Give every entry again, word for word.

Excerpt from a dataset:
══════════

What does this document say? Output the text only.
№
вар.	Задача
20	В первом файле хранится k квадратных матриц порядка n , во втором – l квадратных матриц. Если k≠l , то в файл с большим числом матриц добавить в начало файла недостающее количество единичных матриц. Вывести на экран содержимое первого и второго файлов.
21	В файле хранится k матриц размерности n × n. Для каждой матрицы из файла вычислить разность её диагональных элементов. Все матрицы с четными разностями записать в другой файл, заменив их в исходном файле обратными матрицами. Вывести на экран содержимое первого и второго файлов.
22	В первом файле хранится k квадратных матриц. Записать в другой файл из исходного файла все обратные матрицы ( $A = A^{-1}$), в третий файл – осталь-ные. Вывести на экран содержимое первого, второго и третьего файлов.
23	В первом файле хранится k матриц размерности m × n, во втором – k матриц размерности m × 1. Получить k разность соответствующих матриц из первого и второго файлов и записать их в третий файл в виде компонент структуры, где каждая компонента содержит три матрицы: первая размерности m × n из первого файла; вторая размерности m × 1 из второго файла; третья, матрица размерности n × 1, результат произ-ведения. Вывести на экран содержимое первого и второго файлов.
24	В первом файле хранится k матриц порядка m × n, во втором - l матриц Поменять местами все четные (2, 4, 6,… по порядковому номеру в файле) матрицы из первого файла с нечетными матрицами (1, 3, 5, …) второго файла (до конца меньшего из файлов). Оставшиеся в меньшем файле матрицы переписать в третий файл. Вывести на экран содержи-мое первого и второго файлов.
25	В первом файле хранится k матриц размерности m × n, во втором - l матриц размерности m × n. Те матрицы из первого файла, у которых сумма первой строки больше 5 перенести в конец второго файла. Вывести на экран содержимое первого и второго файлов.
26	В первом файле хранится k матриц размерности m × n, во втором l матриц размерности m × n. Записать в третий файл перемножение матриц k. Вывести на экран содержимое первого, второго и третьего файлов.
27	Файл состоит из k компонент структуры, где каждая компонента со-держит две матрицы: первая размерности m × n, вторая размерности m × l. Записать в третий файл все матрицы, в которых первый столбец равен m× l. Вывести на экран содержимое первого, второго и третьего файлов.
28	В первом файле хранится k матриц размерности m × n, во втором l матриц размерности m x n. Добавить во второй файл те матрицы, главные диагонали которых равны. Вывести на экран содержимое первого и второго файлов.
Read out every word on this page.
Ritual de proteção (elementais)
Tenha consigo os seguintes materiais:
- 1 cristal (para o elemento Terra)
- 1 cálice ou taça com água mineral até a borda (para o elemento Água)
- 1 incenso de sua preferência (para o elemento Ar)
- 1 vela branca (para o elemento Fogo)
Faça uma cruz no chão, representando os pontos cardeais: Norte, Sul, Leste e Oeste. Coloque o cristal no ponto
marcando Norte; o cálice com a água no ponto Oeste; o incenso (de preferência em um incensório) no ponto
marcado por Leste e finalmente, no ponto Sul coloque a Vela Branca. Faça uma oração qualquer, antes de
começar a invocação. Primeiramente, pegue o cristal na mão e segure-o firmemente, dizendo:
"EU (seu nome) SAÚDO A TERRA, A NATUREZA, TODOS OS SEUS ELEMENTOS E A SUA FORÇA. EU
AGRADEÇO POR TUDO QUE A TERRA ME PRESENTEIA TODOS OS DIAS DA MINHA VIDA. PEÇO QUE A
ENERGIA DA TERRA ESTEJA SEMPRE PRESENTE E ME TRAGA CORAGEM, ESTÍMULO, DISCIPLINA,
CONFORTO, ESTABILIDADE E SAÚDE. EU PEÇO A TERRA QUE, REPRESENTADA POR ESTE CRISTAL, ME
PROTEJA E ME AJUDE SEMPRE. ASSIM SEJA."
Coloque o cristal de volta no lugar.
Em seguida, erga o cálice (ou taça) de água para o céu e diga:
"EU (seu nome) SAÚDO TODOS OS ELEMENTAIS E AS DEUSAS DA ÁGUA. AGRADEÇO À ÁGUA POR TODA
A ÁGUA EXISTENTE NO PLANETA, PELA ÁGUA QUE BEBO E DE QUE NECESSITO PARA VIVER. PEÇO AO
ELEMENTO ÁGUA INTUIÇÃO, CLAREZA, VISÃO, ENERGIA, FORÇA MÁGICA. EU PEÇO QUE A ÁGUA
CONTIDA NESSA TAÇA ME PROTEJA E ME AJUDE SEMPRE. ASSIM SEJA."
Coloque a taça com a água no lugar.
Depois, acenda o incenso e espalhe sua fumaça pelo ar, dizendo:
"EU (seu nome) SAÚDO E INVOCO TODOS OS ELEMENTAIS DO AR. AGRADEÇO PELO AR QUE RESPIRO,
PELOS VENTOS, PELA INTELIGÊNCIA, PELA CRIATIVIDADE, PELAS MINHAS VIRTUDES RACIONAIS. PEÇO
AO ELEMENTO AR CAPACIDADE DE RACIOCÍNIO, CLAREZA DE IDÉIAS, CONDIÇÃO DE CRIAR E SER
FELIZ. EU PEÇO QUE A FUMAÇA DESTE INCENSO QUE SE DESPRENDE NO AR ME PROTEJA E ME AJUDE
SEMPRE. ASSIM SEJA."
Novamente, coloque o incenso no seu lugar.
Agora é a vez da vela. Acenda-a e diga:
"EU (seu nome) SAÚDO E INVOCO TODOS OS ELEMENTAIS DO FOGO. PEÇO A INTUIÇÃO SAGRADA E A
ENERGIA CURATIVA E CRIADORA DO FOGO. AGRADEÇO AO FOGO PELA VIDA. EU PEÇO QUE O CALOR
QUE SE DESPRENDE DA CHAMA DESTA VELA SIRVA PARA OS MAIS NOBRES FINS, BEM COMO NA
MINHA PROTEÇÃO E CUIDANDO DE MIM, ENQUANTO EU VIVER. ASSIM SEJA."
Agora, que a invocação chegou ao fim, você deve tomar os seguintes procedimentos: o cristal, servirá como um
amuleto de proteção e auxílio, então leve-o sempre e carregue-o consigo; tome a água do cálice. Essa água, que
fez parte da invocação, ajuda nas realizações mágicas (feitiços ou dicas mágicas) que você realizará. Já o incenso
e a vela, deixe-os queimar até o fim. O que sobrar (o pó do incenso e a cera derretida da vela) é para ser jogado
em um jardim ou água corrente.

══════════

■ **Task result**
What does this document say? Output the text only.
№
вар.	Задача
20	В первом файле хранится k квадратных матриц порядка n , во втором – l квадратных матриц. Если k≠l , то в файл с большим числом матриц добавить в начало файла недостающее количество единичных матриц. Вывести на экран содержимое первого и второго файлов.
21	В файле хранится k матриц размерности n × n. Для каждой матрицы из файла вычислить разность её диагональных элементов. Все матрицы с четными разностями записать в другой файл, заменив их в исходном файле обратными матрицами. Вывести на экран содержимое первого и второго файлов.
22	В первом файле хранится k квадратных матриц. Записать в другой файл из исходного файла все обратные матрицы ( $A = A^{-1}$), в третий файл – осталь-ные. Вывести на экран содержимое первого, второго и третьего файлов.
23	В первом файле хранится k матриц размерности m × n, во втором – k матриц размерности m × 1. Получить k разность соответствующих матриц из первого и второго файлов и записать их в третий файл в виде компонент структуры, где каждая компонента содержит три матрицы: первая размерности m × n из первого файла; вторая размерности m × 1 из второго файла; третья, матрица размерности n × 1, результат произ-ведения. Вывести на экран содержимое первого и второго файлов.
24	В первом файле хранится k матриц порядка m × n, во втором - l матриц Поменять местами все четные (2, 4, 6,… по порядковому номеру в файле) матрицы из первого файла с нечетными матрицами (1, 3, 5, …) второго файла (до конца меньшего из файлов). Оставшиеся в меньшем файле матрицы переписать в третий файл. Вывести на экран содержи-мое первого и второго файлов.
25	В первом файле хранится k матриц размерности m × n, во втором - l матриц размерности m × n. Те матрицы из первого файла, у которых сумма первой строки больше 5 перенести в конец второго файла. Вывести на экран содержимое первого и второго файлов.
26	В первом файле хранится k матриц размерности m × n, во втором l матриц размерности m × n. Записать в третий файл перемножение матриц k. Вывести на экран содержимое первого, второго и третьего файлов.
27	Файл состоит из k компонент структуры, где каждая компонента со-держит две матрицы: первая размерности m × n, вторая размерности m × l. Записать в третий файл все матрицы, в которых первый столбец равен m× l. Вывести на экран содержимое первого, второго и третьего файлов.
28	В первом файле хранится k матриц размерности m × n, во втором l матриц размерности m x n. Добавить во второй файл те матрицы, главные диагонали которых равны. Вывести на экран содержимое первого и второго файлов.
Read out every word on this page.
Ritual de proteção (elementais)
Tenha consigo os seguintes materiais:
- 1 cristal (para o elemento Terra)
- 1 cálice ou taça com água mineral até a borda (para o elemento Água)
- 1 incenso de sua preferência (para o elemento Ar)
- 1 vela branca (para o elemento Fogo)
Faça uma cruz no chão, representando os pontos cardeais: Norte, Sul, Leste e Oeste. Coloque o cristal no ponto
marcando Norte; o cálice com a água no ponto Oeste; o incenso (de preferência em um incensório) no ponto
marcado por Leste e finalmente, no ponto Sul coloque a Vela Branca. Faça uma oração qualquer, antes de
começar a invocação. Primeiramente, pegue o cristal na mão e segure-o firmemente, dizendo:
"EU (seu nome) SAÚDO A TERRA, A NATUREZA, TODOS OS SEUS ELEMENTOS E A SUA FORÇA. EU
AGRADEÇO POR TUDO QUE A TERRA ME PRESENTEIA TODOS OS DIAS DA MINHA VIDA. PEÇO QUE A
ENERGIA DA TERRA ESTEJA SEMPRE PRESENTE E ME TRAGA CORAGEM, ESTÍMULO, DISCIPLINA,
CONFORTO, ESTABILIDADE E SAÚDE. EU PEÇO A TERRA QUE, REPRESENTADA POR ESTE CRISTAL, ME
PROTEJA E ME AJUDE SEMPRE. ASSIM SEJA."
Coloque o cristal de volta no lugar.
Em seguida, erga o cálice (ou taça) de água para o céu e diga:
"EU (seu nome) SAÚDO TODOS OS ELEMENTAIS E AS DEUSAS DA ÁGUA. AGRADEÇO À ÁGUA POR TODA
A ÁGUA EXISTENTE NO PLANETA, PELA ÁGUA QUE BEBO E DE QUE NECESSITO PARA VIVER. PEÇO AO
ELEMENTO ÁGUA INTUIÇÃO, CLAREZA, VISÃO, ENERGIA, FORÇA MÁGICA. EU PEÇO QUE A ÁGUA
CONTIDA NESSA TAÇA ME PROTEJA E ME AJUDE SEMPRE. ASSIM SEJA."
Coloque a taça com a água no lugar.
Depois, acenda o incenso e espalhe sua fumaça pelo ar, dizendo:
"EU (seu nome) SAÚDO E INVOCO TODOS OS ELEMENTAIS DO AR. AGRADEÇO PELO AR QUE RESPIRO,
PELOS VENTOS, PELA INTELIGÊNCIA, PELA CRIATIVIDADE, PELAS MINHAS VIRTUDES RACIONAIS. PEÇO
AO ELEMENTO AR CAPACIDADE DE RACIOCÍNIO, CLAREZA DE IDÉIAS, CONDIÇÃO DE CRIAR E SER
FELIZ. EU PEÇO QUE A FUMAÇA DESTE INCENSO QUE SE DESPRENDE NO AR ME PROTEJA E ME AJUDE
SEMPRE. ASSIM SEJA."
Novamente, coloque o incenso no seu lugar.
Agora é a vez da vela. Acenda-a e diga:
"EU (seu nome) SAÚDO E INVOCO TODOS OS ELEMENTAIS DO FOGO. PEÇO A INTUIÇÃO SAGRADA E A
ENERGIA CURATIVA E CRIADORA DO FOGO. AGRADEÇO AO FOGO PELA VIDA. EU PEÇO QUE O CALOR
QUE SE DESPRENDE DA CHAMA DESTA VELA SIRVA PARA OS MAIS NOBRES FINS, BEM COMO NA
MINHA PROTEÇÃO E CUIDANDO DE MIM, ENQUANTO EU VIVER. ASSIM SEJA."
Agora, que a invocação chegou ao fim, você deve tomar os seguintes procedimentos: o cristal, servirá como um
amuleto de proteção e auxílio, então leve-o sempre e carregue-o consigo; tome a água do cálice. Essa água, que
fez parte da invocação, ajuda nas realizações mágicas (feitiços ou dicas mágicas) que você realizará. Já o incenso
e a vela, deixe-os queimar até o fim. O que sobrar (o pó do incenso e a cera derretida da vela) é para ser jogado
em um jardim ou água corrente.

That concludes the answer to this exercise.